Reproduce the full listing below unchanged, apart from the pictures.

_ _ _ _

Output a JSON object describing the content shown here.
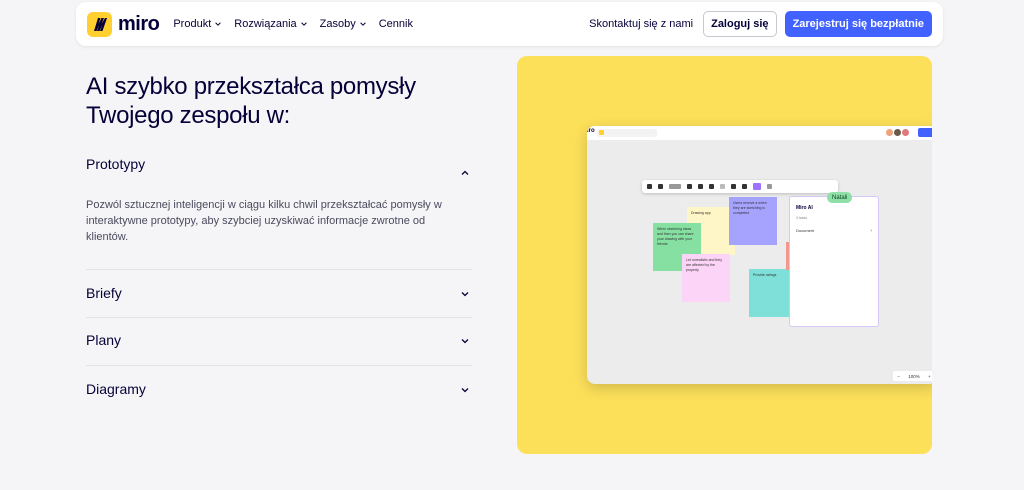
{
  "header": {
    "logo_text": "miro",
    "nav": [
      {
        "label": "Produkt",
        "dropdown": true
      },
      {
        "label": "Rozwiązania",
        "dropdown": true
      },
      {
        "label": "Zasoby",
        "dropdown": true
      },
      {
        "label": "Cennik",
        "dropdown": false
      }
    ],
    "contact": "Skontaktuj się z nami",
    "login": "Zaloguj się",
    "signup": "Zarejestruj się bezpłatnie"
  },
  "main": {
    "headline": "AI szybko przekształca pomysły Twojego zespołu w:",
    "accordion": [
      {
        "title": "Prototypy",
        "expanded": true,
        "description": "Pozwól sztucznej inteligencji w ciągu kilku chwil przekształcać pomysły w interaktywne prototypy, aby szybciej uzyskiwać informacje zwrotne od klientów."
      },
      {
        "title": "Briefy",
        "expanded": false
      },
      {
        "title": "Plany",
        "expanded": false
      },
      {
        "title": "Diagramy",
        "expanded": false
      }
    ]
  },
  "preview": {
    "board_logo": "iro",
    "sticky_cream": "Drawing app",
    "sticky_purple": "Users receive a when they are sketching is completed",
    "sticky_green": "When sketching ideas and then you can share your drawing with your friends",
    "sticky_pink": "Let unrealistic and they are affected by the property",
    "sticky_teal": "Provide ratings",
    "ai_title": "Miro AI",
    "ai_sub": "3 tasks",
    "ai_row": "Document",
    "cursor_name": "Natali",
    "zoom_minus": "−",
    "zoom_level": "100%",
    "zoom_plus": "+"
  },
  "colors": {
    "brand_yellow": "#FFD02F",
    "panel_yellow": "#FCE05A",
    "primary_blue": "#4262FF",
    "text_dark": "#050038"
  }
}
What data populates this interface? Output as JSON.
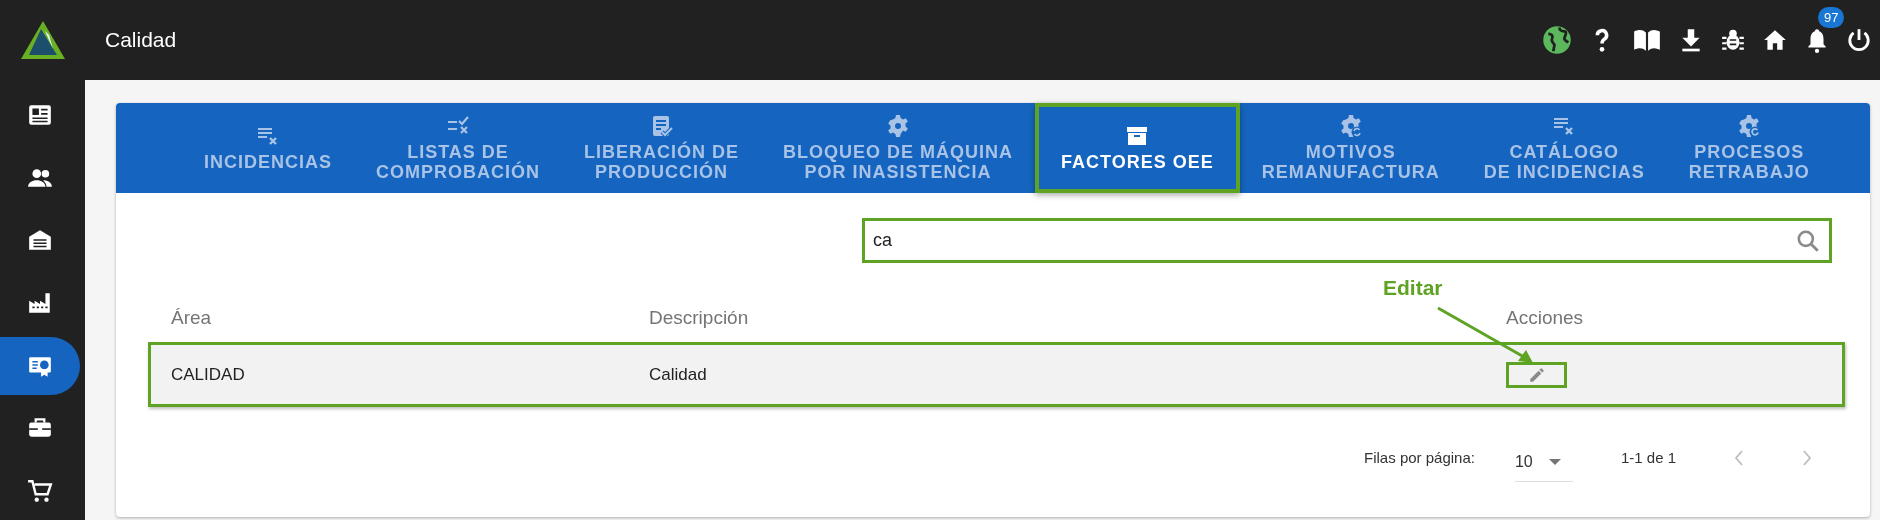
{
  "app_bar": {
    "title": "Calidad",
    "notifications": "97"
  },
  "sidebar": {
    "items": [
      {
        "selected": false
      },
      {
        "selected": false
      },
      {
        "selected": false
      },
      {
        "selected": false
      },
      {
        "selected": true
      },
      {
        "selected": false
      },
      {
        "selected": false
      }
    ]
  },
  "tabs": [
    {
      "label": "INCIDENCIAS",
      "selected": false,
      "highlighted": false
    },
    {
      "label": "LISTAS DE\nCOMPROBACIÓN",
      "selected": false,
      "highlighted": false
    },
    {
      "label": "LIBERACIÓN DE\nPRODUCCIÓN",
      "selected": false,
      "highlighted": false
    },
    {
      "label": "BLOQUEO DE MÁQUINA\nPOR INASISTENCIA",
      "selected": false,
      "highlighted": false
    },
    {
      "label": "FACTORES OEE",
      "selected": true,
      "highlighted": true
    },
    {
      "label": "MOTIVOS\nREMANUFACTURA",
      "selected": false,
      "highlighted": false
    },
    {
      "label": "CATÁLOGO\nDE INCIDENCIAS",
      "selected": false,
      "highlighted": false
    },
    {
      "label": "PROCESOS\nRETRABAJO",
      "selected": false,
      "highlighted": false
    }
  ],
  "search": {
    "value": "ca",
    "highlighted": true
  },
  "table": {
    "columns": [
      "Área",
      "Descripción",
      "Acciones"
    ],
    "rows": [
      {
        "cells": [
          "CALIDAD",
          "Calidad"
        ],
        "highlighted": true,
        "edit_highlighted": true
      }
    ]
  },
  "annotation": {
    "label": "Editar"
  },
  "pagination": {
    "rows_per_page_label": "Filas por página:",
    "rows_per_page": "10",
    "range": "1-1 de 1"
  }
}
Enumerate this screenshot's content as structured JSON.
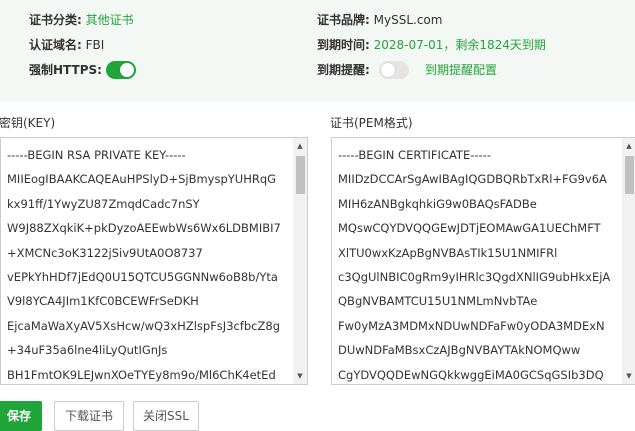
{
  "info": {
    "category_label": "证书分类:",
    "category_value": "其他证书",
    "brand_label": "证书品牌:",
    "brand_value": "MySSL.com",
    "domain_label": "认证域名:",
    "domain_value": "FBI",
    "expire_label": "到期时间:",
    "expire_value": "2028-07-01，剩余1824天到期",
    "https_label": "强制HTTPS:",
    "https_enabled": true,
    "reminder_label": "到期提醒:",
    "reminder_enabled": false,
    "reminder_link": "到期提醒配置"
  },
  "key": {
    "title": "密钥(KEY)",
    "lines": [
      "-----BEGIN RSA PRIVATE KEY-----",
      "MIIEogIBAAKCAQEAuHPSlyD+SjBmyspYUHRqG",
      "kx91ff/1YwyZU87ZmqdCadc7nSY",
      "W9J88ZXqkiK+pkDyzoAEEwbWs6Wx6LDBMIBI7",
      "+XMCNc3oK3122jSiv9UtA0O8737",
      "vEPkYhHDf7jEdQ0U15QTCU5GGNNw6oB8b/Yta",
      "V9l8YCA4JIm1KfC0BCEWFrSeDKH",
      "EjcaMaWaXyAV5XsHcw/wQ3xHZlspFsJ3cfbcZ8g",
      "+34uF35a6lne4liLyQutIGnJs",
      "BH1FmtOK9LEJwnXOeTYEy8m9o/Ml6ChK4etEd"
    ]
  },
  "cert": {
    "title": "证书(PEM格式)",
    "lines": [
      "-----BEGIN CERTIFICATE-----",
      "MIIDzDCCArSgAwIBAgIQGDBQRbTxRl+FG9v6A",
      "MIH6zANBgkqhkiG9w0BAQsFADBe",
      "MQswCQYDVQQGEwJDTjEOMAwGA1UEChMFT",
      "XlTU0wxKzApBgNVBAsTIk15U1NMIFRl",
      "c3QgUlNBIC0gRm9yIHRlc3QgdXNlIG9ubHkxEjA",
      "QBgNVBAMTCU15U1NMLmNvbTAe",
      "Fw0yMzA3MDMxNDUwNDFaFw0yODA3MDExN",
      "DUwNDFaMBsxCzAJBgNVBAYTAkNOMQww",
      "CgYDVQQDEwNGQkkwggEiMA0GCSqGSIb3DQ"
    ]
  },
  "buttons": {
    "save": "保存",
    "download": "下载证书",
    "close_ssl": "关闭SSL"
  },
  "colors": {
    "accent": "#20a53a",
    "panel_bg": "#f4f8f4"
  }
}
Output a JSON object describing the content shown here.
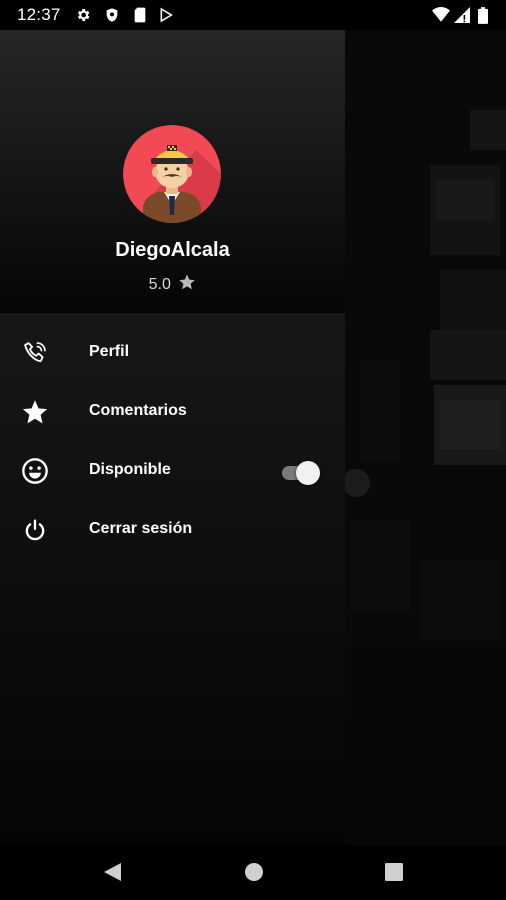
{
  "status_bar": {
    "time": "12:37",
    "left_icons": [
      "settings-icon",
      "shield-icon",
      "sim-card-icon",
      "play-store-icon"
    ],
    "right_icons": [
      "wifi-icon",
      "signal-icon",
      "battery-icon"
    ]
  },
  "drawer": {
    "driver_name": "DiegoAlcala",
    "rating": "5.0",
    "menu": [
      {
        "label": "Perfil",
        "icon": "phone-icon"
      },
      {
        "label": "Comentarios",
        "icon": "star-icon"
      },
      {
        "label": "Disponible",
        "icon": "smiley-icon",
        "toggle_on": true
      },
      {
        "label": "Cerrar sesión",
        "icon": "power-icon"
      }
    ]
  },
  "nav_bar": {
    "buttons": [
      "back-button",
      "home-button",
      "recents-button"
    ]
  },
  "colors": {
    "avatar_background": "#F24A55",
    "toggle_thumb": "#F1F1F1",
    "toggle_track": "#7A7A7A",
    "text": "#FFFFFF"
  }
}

_ _ _ _

REPLY TO THE TASK:
Output a JSON object describing the content shown here.
{
  "header": {
    "logo_text": "miro",
    "nav": [
      {
        "label": "Produkt",
        "dropdown": true
      },
      {
        "label": "Rozwiązania",
        "dropdown": true
      },
      {
        "label": "Zasoby",
        "dropdown": true
      },
      {
        "label": "Cennik",
        "dropdown": false
      }
    ],
    "contact": "Skontaktuj się z nami",
    "login": "Zaloguj się",
    "signup": "Zarejestruj się bezpłatnie"
  },
  "main": {
    "headline": "AI szybko przekształca pomysły Twojego zespołu w:",
    "accordion": [
      {
        "title": "Prototypy",
        "expanded": true,
        "description": "Pozwól sztucznej inteligencji w ciągu kilku chwil przekształcać pomysły w interaktywne prototypy, aby szybciej uzyskiwać informacje zwrotne od klientów."
      },
      {
        "title": "Briefy",
        "expanded": false
      },
      {
        "title": "Plany",
        "expanded": false
      },
      {
        "title": "Diagramy",
        "expanded": false
      }
    ]
  },
  "preview": {
    "board_logo": "iro",
    "sticky_cream": "Drawing app",
    "sticky_purple": "Users receive a when they are sketching is completed",
    "sticky_green": "When sketching ideas and then you can share your drawing with your friends",
    "sticky_pink": "Let unrealistic and they are affected by the property",
    "sticky_teal": "Provide ratings",
    "ai_title": "Miro AI",
    "ai_sub": "3 tasks",
    "ai_row": "Document",
    "cursor_name": "Natali",
    "zoom_minus": "−",
    "zoom_level": "100%",
    "zoom_plus": "+"
  },
  "colors": {
    "brand_yellow": "#FFD02F",
    "panel_yellow": "#FCE05A",
    "primary_blue": "#4262FF",
    "text_dark": "#050038"
  }
}
What data populates this interface? Output as JSON.
{
  "app_bar": {
    "title": "Calidad",
    "notifications": "97"
  },
  "sidebar": {
    "items": [
      {
        "selected": false
      },
      {
        "selected": false
      },
      {
        "selected": false
      },
      {
        "selected": false
      },
      {
        "selected": true
      },
      {
        "selected": false
      },
      {
        "selected": false
      }
    ]
  },
  "tabs": [
    {
      "label": "INCIDENCIAS",
      "selected": false,
      "highlighted": false
    },
    {
      "label": "LISTAS DE\nCOMPROBACIÓN",
      "selected": false,
      "highlighted": false
    },
    {
      "label": "LIBERACIÓN DE\nPRODUCCIÓN",
      "selected": false,
      "highlighted": false
    },
    {
      "label": "BLOQUEO DE MÁQUINA\nPOR INASISTENCIA",
      "selected": false,
      "highlighted": false
    },
    {
      "label": "FACTORES OEE",
      "selected": true,
      "highlighted": true
    },
    {
      "label": "MOTIVOS\nREMANUFACTURA",
      "selected": false,
      "highlighted": false
    },
    {
      "label": "CATÁLOGO\nDE INCIDENCIAS",
      "selected": false,
      "highlighted": false
    },
    {
      "label": "PROCESOS\nRETRABAJO",
      "selected": false,
      "highlighted": false
    }
  ],
  "search": {
    "value": "ca",
    "highlighted": true
  },
  "table": {
    "columns": [
      "Área",
      "Descripción",
      "Acciones"
    ],
    "rows": [
      {
        "cells": [
          "CALIDAD",
          "Calidad"
        ],
        "highlighted": true,
        "edit_highlighted": true
      }
    ]
  },
  "annotation": {
    "label": "Editar"
  },
  "pagination": {
    "rows_per_page_label": "Filas por página:",
    "rows_per_page": "10",
    "range": "1-1 de 1"
  }
}
Enumerate this screenshot's content as structured JSON.
{
  "info": {
    "category_label": "证书分类:",
    "category_value": "其他证书",
    "brand_label": "证书品牌:",
    "brand_value": "MySSL.com",
    "domain_label": "认证域名:",
    "domain_value": "FBI",
    "expire_label": "到期时间:",
    "expire_value": "2028-07-01，剩余1824天到期",
    "https_label": "强制HTTPS:",
    "https_enabled": true,
    "reminder_label": "到期提醒:",
    "reminder_enabled": false,
    "reminder_link": "到期提醒配置"
  },
  "key": {
    "title": "密钥(KEY)",
    "lines": [
      "-----BEGIN RSA PRIVATE KEY-----",
      "MIIEogIBAAKCAQEAuHPSlyD+SjBmyspYUHRqG",
      "kx91ff/1YwyZU87ZmqdCadc7nSY",
      "W9J88ZXqkiK+pkDyzoAEEwbWs6Wx6LDBMIBI7",
      "+XMCNc3oK3122jSiv9UtA0O8737",
      "vEPkYhHDf7jEdQ0U15QTCU5GGNNw6oB8b/Yta",
      "V9l8YCA4JIm1KfC0BCEWFrSeDKH",
      "EjcaMaWaXyAV5XsHcw/wQ3xHZlspFsJ3cfbcZ8g",
      "+34uF35a6lne4liLyQutIGnJs",
      "BH1FmtOK9LEJwnXOeTYEy8m9o/Ml6ChK4etEd"
    ]
  },
  "cert": {
    "title": "证书(PEM格式)",
    "lines": [
      "-----BEGIN CERTIFICATE-----",
      "MIIDzDCCArSgAwIBAgIQGDBQRbTxRl+FG9v6A",
      "MIH6zANBgkqhkiG9w0BAQsFADBe",
      "MQswCQYDVQQGEwJDTjEOMAwGA1UEChMFT",
      "XlTU0wxKzApBgNVBAsTIk15U1NMIFRl",
      "c3QgUlNBIC0gRm9yIHRlc3QgdXNlIG9ubHkxEjA",
      "QBgNVBAMTCU15U1NMLmNvbTAe",
      "Fw0yMzA3MDMxNDUwNDFaFw0yODA3MDExN",
      "DUwNDFaMBsxCzAJBgNVBAYTAkNOMQww",
      "CgYDVQQDEwNGQkkwggEiMA0GCSqGSIb3DQ"
    ]
  },
  "buttons": {
    "save": "保存",
    "download": "下载证书",
    "close_ssl": "关闭SSL"
  },
  "colors": {
    "accent": "#20a53a",
    "panel_bg": "#f4f8f4"
  }
}
Output a JSON object describing the content shown here.
{
  "status_bar": {
    "time": "12:37",
    "left_icons": [
      "settings-icon",
      "shield-icon",
      "sim-card-icon",
      "play-store-icon"
    ],
    "right_icons": [
      "wifi-icon",
      "signal-icon",
      "battery-icon"
    ]
  },
  "drawer": {
    "driver_name": "DiegoAlcala",
    "rating": "5.0",
    "menu": [
      {
        "label": "Perfil",
        "icon": "phone-icon"
      },
      {
        "label": "Comentarios",
        "icon": "star-icon"
      },
      {
        "label": "Disponible",
        "icon": "smiley-icon",
        "toggle_on": true
      },
      {
        "label": "Cerrar sesión",
        "icon": "power-icon"
      }
    ]
  },
  "nav_bar": {
    "buttons": [
      "back-button",
      "home-button",
      "recents-button"
    ]
  },
  "colors": {
    "avatar_background": "#F24A55",
    "toggle_thumb": "#F1F1F1",
    "toggle_track": "#7A7A7A",
    "text": "#FFFFFF"
  }
}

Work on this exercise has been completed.